# Short problem
Look through the data below and return each line where "acting" appears.

# Extracted data

┄┄┄┄┄┄

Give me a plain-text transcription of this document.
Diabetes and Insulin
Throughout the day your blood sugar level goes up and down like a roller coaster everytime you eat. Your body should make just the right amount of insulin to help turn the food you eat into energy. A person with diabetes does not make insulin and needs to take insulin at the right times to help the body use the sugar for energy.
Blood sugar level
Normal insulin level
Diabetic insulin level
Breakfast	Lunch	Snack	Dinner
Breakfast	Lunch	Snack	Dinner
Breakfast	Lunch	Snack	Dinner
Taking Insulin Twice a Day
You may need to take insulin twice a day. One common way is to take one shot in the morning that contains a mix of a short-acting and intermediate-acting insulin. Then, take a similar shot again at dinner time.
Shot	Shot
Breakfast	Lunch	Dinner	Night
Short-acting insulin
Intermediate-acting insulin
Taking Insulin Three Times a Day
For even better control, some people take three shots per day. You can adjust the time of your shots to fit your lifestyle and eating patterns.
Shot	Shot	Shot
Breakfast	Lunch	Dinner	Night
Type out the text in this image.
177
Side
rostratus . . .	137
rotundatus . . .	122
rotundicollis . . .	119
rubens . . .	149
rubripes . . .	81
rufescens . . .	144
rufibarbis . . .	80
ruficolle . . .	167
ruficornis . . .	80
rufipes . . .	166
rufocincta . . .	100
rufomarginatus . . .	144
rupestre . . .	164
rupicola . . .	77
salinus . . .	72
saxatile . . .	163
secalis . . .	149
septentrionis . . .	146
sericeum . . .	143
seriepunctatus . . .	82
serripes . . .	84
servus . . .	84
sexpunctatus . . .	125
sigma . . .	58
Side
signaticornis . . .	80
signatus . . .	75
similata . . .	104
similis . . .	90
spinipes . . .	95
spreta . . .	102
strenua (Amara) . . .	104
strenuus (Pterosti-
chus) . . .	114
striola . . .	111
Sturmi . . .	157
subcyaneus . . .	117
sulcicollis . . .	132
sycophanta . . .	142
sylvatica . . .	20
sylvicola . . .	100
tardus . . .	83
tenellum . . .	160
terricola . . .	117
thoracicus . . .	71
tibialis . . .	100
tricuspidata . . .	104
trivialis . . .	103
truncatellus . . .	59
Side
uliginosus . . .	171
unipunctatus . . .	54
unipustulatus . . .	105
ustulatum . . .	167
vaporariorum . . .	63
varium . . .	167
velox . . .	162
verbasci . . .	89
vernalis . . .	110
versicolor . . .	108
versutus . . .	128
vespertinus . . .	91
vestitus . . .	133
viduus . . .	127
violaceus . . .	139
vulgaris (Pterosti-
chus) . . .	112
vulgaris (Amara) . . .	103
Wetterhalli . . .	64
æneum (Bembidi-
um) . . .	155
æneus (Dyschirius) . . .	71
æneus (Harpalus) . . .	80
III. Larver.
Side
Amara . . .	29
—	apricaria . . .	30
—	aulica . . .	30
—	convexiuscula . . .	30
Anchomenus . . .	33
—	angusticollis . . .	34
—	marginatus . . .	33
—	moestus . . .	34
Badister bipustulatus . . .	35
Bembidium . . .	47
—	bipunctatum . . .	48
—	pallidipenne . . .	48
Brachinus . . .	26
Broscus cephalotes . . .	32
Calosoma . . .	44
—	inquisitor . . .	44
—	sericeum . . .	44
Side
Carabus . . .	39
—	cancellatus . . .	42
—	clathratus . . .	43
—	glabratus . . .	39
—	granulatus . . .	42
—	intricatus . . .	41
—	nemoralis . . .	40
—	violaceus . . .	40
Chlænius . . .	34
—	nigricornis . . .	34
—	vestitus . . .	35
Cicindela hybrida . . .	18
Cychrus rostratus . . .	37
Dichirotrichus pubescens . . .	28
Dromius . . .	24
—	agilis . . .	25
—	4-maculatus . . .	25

┄┄┄┄┄┄

# Worked solution
You may need to take insulin twice a day. One common way is to take one shot in the morning that contains a mix of a short-acting and intermediate-acting insulin. Then, take a similar shot again at dinner time.
Short-acting insulin
Intermediate-acting insulin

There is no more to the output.